----- GIVEN DATA -----

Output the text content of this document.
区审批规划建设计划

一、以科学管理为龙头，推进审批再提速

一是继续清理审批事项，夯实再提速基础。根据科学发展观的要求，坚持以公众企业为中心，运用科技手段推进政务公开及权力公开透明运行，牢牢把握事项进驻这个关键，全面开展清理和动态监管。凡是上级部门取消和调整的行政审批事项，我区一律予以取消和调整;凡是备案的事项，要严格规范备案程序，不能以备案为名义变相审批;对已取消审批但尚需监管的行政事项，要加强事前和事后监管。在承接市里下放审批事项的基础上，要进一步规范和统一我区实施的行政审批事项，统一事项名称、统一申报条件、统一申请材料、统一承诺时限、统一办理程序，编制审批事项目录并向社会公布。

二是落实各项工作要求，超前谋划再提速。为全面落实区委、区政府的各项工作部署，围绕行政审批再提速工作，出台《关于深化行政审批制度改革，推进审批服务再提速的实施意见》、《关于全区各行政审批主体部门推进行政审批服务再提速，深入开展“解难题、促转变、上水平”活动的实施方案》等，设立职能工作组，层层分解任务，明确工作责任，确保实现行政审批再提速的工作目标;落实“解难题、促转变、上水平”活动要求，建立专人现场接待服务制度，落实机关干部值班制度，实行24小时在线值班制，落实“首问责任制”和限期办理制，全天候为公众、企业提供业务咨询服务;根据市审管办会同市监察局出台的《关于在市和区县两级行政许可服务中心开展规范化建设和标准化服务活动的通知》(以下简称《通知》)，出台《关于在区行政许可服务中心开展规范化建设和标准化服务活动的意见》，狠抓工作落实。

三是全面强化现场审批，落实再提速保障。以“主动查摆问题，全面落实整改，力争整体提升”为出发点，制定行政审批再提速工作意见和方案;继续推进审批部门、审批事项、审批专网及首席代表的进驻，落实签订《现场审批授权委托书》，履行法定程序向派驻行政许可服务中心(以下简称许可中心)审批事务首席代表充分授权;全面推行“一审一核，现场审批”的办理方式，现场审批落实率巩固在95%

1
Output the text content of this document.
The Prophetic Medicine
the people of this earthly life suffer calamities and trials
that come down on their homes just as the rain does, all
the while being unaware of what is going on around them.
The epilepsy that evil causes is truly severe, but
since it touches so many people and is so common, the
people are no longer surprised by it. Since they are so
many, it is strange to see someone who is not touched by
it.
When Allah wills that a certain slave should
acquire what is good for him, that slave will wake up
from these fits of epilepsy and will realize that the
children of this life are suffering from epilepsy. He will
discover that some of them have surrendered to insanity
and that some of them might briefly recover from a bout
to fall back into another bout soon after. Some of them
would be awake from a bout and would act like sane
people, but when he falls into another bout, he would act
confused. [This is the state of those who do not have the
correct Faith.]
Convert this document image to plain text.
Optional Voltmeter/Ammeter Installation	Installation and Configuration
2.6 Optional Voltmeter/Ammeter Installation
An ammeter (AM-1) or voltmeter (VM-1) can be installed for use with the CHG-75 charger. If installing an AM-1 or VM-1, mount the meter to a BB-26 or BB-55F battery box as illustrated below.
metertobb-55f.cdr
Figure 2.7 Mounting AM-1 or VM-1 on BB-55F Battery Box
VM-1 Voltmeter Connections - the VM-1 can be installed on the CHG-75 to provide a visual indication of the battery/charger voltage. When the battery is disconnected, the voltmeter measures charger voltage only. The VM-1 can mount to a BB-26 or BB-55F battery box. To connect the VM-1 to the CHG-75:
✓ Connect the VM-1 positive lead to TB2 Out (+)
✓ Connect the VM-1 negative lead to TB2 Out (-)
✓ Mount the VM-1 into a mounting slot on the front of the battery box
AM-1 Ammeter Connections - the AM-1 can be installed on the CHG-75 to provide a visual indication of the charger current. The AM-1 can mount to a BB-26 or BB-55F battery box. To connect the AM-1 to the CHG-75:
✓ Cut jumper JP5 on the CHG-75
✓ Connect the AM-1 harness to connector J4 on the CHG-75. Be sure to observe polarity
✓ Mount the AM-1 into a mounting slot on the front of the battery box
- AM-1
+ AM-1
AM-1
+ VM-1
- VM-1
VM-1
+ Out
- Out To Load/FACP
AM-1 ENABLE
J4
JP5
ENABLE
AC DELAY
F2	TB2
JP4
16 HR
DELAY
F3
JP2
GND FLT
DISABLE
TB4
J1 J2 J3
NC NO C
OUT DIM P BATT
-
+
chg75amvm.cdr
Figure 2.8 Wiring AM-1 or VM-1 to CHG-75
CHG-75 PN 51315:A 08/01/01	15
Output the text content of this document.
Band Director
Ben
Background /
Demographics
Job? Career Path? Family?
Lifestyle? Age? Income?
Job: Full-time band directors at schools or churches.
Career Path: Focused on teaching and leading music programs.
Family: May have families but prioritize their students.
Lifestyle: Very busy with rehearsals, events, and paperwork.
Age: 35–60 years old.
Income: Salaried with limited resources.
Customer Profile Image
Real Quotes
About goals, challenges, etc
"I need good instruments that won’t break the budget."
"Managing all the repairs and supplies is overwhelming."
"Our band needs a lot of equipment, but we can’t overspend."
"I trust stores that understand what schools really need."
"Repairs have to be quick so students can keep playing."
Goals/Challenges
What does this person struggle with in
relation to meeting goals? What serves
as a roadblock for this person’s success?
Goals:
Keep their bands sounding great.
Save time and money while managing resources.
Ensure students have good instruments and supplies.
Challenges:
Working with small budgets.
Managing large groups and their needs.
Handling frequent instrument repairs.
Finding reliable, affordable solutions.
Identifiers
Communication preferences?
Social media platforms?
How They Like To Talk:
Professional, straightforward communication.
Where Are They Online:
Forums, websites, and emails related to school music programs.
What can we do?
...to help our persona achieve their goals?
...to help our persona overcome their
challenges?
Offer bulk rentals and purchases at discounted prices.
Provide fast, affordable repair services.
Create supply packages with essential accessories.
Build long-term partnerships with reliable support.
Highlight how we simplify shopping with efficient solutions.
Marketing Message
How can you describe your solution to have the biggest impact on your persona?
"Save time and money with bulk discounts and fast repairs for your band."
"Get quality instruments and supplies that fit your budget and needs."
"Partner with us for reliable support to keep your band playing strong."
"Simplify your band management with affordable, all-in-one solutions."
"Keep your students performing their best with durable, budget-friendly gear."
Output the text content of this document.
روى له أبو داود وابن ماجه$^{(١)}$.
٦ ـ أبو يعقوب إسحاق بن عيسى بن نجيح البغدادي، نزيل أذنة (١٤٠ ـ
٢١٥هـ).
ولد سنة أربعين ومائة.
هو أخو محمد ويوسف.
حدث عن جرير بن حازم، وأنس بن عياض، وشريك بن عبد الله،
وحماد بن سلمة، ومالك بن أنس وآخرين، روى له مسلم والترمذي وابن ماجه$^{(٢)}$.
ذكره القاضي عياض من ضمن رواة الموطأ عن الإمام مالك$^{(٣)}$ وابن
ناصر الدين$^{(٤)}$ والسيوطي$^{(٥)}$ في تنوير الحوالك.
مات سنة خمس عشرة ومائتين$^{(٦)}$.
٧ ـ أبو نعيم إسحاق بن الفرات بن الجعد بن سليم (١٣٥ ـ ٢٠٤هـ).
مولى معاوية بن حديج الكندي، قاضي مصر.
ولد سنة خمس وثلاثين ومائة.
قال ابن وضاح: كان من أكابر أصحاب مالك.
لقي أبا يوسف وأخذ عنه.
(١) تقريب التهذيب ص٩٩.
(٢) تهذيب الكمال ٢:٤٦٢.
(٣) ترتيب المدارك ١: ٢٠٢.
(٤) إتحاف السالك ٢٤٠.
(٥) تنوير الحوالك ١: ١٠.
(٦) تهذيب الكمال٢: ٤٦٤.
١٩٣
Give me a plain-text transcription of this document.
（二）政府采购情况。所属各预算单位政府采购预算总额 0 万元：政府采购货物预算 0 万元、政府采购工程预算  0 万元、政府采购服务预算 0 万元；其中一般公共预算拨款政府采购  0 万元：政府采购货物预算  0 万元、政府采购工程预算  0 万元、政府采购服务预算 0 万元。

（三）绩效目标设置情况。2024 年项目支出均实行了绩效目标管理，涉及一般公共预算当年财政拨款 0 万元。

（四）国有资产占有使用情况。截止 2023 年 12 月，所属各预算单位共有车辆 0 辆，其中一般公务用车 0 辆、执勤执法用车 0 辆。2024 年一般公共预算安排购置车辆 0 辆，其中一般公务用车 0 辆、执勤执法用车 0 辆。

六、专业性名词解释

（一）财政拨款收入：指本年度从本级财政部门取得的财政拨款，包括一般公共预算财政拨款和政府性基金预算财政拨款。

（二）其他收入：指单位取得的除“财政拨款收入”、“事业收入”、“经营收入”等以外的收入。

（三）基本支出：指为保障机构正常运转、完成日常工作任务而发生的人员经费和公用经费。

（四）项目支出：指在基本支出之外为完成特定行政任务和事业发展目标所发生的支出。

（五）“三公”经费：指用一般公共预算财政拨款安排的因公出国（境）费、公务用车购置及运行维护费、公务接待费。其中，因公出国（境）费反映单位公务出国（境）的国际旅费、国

-----

Say how many lines above hold the word "charger", giving only the count.

EXERCISE RESPONSE: 3